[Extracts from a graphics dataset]
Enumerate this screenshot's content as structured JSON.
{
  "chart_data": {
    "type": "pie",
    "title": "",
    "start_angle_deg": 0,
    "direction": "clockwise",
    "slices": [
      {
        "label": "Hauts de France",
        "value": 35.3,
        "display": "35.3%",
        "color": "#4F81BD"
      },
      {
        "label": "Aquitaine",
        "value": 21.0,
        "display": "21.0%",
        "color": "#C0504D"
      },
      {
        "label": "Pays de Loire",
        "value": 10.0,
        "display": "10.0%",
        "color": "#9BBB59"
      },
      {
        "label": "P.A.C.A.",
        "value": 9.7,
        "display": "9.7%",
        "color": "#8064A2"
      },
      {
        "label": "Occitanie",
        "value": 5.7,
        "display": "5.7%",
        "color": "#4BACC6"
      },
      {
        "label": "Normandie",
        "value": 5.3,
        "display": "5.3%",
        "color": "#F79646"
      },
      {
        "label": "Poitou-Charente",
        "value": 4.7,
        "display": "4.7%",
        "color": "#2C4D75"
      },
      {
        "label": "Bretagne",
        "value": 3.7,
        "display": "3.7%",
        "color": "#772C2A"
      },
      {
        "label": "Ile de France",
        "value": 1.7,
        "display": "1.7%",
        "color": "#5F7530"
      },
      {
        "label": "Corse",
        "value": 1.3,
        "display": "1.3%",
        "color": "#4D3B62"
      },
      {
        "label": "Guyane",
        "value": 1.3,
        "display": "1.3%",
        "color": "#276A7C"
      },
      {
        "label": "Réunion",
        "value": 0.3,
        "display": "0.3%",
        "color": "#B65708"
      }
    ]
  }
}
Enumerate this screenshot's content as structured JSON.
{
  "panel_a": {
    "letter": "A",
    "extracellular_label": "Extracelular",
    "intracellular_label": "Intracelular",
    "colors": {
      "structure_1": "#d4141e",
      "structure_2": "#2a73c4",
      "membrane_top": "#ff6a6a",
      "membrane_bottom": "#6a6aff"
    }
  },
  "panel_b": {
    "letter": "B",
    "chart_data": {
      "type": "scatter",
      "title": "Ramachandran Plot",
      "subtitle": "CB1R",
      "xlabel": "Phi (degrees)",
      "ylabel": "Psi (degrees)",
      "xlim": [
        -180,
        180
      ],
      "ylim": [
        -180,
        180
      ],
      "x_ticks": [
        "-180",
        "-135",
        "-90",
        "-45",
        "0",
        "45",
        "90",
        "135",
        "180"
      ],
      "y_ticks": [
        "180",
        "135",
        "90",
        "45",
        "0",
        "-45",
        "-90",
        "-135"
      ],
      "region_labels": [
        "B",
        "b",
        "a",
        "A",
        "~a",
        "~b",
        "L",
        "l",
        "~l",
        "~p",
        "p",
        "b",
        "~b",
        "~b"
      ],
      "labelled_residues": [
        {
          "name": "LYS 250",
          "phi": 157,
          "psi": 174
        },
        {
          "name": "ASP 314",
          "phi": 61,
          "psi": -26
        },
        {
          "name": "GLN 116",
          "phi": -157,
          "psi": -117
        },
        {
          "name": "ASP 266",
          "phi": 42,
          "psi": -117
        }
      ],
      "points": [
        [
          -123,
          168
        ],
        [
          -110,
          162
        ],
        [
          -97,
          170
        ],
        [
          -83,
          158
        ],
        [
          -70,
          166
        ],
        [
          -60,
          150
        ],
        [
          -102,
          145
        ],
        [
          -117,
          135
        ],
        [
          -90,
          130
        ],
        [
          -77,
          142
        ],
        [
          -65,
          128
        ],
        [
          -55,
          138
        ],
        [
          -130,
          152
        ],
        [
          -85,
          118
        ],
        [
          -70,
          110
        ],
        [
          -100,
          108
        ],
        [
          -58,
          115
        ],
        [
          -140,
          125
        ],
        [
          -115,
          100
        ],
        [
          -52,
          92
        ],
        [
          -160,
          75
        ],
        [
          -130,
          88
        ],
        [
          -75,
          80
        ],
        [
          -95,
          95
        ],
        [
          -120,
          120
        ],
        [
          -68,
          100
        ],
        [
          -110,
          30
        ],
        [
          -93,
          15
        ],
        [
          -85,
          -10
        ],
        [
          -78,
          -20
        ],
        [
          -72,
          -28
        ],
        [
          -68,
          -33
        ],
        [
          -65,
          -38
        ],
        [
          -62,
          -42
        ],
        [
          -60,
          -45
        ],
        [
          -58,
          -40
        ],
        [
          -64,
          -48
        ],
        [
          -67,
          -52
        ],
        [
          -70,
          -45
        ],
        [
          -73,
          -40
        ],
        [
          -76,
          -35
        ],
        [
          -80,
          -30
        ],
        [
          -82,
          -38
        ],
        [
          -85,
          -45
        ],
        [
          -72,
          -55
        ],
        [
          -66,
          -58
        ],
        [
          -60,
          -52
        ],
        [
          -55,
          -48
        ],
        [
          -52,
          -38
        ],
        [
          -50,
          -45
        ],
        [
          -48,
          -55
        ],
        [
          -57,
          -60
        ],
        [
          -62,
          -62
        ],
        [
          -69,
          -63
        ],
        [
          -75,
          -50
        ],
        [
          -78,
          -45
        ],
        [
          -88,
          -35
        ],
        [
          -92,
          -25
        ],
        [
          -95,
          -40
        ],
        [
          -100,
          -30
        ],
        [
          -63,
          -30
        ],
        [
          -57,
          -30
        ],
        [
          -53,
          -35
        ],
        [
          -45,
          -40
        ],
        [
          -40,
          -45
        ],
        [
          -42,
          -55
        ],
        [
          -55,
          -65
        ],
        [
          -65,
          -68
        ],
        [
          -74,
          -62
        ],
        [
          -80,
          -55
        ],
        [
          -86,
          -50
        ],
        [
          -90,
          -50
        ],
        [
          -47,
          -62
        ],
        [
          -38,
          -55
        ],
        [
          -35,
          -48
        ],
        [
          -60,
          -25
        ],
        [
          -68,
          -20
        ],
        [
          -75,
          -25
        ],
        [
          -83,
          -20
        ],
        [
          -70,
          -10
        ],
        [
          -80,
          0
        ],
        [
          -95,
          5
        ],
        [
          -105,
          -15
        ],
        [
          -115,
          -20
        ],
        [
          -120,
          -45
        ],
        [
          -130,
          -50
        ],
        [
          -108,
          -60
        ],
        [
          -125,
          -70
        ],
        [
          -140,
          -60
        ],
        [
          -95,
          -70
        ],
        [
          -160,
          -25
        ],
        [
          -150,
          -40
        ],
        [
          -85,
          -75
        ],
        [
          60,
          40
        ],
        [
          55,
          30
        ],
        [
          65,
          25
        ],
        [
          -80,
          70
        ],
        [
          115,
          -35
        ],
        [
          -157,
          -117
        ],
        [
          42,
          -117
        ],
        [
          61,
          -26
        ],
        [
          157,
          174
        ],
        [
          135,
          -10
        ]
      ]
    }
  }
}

* **Required work**
In the records above, find each line with the word "display" and copy it.

* **Task answer**
        "display": "35.3%",
        "display": "21.0%",
        "display": "10.0%",
        "display": "9.7%",
        "display": "5.7%",
        "display": "5.3%",
        "display": "4.7%",
        "display": "3.7%",
        "display": "1.7%",
        "display": "1.3%",
        "display": "1.3%",
        "display": "0.3%",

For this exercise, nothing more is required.